Data entries:
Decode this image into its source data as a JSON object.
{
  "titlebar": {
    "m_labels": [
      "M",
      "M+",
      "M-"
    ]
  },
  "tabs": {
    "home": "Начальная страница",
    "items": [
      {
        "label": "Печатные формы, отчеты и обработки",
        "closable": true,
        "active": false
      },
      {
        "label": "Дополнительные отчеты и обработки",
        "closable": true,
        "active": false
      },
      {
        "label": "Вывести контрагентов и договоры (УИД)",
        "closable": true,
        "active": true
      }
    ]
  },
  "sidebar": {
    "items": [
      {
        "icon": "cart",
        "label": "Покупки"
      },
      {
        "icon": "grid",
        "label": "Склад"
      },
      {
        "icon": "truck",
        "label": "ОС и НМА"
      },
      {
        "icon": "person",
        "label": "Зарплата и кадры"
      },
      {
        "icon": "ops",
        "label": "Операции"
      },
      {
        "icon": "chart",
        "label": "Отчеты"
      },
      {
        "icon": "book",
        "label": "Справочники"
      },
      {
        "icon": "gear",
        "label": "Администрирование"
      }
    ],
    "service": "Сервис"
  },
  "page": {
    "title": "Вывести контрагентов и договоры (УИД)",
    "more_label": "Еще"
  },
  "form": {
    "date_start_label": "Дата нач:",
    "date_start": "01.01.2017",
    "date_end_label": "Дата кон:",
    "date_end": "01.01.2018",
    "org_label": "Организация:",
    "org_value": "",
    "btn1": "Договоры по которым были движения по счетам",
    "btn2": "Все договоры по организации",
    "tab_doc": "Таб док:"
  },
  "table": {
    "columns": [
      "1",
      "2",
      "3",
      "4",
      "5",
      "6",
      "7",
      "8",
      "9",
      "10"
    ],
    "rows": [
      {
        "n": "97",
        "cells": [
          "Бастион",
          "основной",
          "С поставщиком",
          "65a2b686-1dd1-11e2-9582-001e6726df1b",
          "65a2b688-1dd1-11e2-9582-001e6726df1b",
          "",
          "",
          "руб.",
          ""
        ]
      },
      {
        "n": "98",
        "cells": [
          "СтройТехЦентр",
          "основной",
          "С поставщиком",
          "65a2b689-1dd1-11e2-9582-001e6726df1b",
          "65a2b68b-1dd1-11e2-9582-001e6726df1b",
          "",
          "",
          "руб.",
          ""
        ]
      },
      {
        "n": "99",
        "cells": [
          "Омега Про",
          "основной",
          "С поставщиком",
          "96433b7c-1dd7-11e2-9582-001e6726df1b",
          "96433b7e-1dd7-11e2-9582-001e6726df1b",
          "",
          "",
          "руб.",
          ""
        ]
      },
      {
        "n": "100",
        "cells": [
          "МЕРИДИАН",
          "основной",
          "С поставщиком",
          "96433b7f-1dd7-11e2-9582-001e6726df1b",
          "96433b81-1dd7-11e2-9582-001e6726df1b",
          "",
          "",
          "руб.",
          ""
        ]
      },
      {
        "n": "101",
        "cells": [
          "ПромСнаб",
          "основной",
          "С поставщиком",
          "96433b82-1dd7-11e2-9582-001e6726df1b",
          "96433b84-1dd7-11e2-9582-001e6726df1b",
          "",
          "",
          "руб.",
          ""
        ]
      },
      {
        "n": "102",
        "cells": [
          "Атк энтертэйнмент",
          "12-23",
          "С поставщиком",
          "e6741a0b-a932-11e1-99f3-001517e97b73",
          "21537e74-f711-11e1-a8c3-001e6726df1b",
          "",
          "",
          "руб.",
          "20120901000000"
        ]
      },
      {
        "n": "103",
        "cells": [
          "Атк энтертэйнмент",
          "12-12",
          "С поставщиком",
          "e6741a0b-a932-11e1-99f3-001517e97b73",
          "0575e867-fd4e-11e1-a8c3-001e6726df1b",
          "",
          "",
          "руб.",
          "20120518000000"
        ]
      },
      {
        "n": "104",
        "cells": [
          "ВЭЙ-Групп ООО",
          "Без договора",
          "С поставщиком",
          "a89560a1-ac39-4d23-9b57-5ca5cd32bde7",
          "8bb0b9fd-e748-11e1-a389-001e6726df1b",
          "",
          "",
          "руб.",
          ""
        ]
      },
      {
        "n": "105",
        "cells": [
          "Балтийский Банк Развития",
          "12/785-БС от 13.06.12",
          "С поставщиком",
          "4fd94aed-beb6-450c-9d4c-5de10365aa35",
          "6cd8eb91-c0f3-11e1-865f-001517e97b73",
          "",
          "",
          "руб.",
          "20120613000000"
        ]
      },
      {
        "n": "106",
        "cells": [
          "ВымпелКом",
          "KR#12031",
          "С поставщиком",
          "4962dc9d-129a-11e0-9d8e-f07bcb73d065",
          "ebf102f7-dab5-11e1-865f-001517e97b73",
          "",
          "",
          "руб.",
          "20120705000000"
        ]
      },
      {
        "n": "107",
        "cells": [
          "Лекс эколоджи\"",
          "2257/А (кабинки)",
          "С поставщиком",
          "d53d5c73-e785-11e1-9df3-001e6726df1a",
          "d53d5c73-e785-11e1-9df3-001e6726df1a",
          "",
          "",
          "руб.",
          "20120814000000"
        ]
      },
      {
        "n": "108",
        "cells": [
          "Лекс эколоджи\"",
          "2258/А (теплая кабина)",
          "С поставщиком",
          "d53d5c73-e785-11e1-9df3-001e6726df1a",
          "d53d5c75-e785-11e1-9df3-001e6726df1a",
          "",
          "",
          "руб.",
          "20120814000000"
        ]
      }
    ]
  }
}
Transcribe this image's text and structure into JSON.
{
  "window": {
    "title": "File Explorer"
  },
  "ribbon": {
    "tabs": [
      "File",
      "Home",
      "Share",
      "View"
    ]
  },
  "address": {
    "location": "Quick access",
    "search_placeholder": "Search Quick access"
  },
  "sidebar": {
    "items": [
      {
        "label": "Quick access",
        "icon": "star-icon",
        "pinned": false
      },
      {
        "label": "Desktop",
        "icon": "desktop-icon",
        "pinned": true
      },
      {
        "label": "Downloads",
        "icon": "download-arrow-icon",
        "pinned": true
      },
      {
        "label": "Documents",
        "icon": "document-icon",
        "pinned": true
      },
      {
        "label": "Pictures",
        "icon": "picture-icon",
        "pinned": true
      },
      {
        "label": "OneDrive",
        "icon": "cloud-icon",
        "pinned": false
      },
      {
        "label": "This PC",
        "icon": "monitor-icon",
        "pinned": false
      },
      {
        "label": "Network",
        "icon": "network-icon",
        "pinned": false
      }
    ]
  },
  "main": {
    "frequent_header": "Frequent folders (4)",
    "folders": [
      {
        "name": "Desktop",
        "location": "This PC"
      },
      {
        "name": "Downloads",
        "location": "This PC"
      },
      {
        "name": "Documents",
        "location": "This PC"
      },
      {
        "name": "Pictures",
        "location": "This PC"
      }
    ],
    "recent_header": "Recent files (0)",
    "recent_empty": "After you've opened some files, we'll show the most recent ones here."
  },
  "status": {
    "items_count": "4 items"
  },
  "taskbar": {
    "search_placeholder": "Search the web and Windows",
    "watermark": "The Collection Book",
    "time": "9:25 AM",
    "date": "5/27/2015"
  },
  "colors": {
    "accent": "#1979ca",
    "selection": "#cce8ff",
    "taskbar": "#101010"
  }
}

Directive: Find the word "Дата" in the data and copy out each line where it turns up.

Exercise response:
    "date_start_label": "Дата нач:",
    "date_end_label": "Дата кон:",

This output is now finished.